Dataset entries on figures ::
===

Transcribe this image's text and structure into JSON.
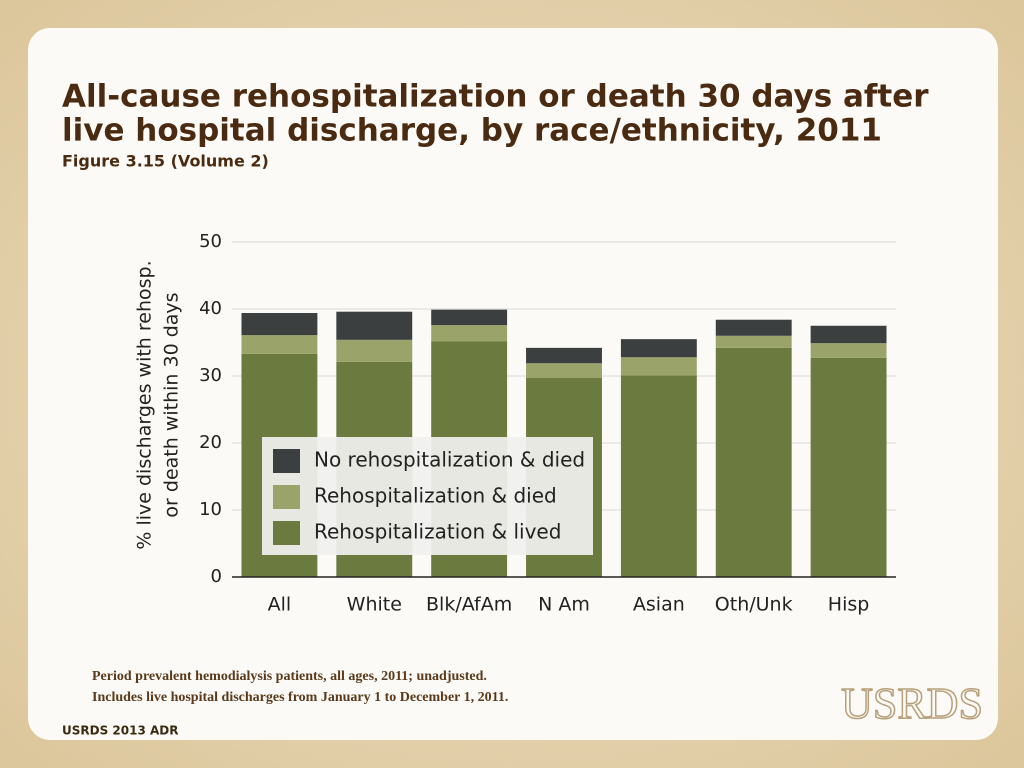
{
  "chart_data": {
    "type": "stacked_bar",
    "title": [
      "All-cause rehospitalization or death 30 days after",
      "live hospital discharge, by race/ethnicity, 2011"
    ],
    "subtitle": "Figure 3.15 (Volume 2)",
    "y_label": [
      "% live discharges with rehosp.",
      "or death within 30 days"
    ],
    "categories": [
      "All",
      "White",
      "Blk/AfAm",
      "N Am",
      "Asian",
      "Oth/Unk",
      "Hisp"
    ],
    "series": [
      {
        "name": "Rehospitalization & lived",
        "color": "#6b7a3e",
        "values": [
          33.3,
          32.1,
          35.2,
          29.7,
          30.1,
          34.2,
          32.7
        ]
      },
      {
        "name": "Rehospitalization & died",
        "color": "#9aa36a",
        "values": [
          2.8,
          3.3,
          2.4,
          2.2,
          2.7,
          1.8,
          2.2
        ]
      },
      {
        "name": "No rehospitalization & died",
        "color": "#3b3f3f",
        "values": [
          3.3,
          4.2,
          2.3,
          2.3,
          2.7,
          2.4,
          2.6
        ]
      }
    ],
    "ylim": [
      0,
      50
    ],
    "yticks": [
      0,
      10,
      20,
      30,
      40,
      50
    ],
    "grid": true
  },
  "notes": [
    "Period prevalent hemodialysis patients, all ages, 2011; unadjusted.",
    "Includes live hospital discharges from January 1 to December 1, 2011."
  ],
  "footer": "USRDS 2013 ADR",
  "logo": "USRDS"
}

===

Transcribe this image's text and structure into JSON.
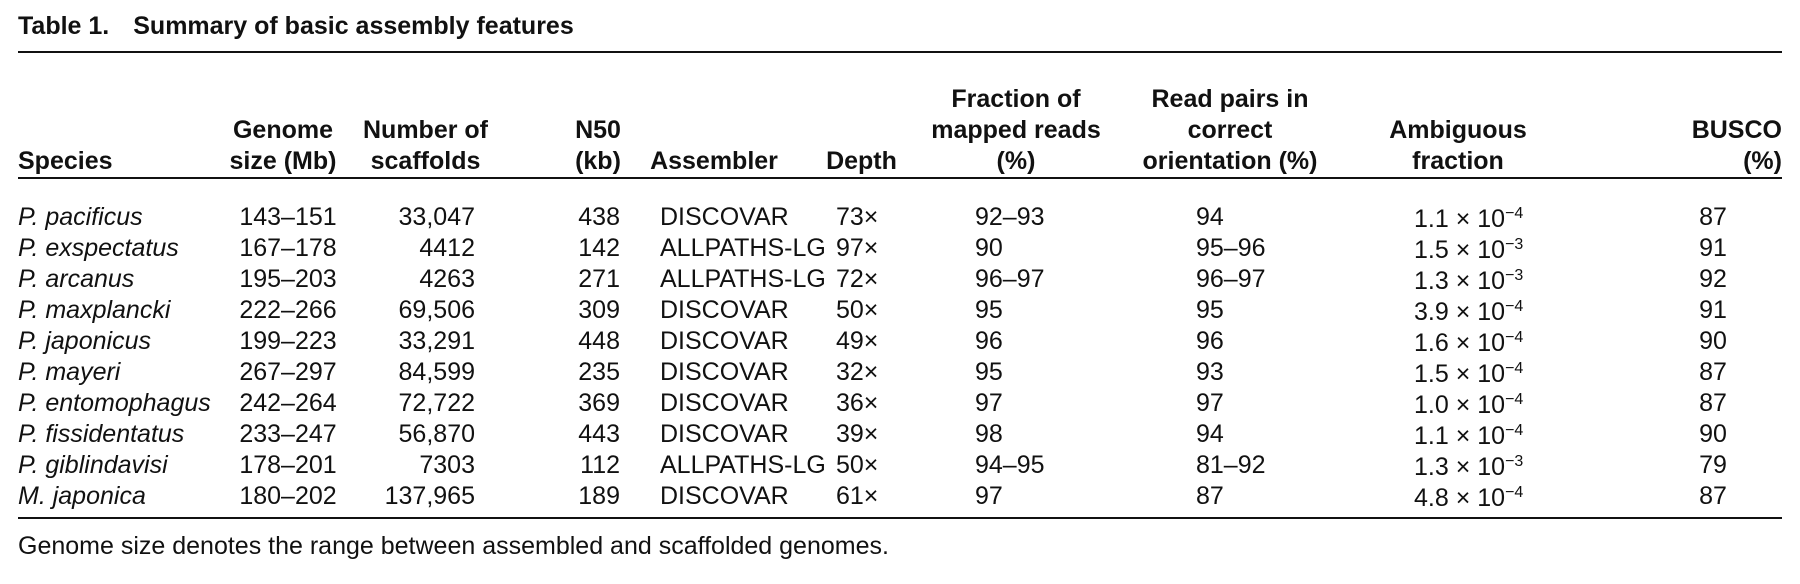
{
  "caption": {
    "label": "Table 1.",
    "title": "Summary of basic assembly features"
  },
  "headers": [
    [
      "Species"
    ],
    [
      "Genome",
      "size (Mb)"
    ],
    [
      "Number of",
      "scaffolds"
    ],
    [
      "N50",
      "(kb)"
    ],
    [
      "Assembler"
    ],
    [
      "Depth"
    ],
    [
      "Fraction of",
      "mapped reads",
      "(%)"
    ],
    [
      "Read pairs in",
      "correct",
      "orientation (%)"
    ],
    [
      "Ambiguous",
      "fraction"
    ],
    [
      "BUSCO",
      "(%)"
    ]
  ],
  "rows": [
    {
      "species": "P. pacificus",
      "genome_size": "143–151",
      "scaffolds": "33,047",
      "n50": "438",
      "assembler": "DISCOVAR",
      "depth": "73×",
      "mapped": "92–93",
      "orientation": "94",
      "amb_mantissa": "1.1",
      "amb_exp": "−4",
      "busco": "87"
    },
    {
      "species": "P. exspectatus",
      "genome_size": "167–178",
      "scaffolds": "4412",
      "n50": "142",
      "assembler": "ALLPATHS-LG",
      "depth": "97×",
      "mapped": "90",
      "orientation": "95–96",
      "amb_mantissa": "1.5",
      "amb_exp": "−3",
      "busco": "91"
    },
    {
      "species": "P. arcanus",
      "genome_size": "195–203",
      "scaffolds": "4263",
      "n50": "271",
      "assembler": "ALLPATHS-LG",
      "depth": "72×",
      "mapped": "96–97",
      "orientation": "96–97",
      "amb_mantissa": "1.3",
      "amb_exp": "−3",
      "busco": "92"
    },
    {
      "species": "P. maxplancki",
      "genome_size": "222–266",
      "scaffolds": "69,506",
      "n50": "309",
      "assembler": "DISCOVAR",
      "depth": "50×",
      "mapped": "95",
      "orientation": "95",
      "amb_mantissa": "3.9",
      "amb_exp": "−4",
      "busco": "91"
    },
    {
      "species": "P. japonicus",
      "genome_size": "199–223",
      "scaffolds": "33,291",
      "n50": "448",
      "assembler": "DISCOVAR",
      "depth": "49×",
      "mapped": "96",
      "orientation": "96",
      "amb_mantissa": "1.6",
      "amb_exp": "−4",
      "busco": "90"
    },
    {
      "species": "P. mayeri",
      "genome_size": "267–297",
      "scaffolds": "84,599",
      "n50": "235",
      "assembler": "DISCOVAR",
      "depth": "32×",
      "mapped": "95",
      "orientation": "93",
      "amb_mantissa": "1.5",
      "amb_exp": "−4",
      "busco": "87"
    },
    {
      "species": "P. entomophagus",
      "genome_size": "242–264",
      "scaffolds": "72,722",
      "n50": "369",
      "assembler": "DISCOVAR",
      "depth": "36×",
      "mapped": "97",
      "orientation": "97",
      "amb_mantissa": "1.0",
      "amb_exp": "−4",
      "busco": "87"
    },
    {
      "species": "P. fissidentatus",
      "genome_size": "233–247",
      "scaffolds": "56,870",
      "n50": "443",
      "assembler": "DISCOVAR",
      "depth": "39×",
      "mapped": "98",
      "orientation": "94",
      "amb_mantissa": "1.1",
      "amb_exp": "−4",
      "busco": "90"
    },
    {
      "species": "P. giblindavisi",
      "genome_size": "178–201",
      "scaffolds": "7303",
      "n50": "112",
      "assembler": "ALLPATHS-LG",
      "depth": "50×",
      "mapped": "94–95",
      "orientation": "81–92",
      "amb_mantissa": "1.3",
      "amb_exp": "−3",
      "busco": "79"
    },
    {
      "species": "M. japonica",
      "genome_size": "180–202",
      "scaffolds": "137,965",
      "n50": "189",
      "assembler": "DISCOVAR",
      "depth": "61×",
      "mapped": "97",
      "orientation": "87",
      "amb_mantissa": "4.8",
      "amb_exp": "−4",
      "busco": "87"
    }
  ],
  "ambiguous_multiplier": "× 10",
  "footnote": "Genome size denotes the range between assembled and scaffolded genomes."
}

===

Assigned task :: Nothing but a number belongs in the answer, namely how many lines above include "died".

Exercise output :: 2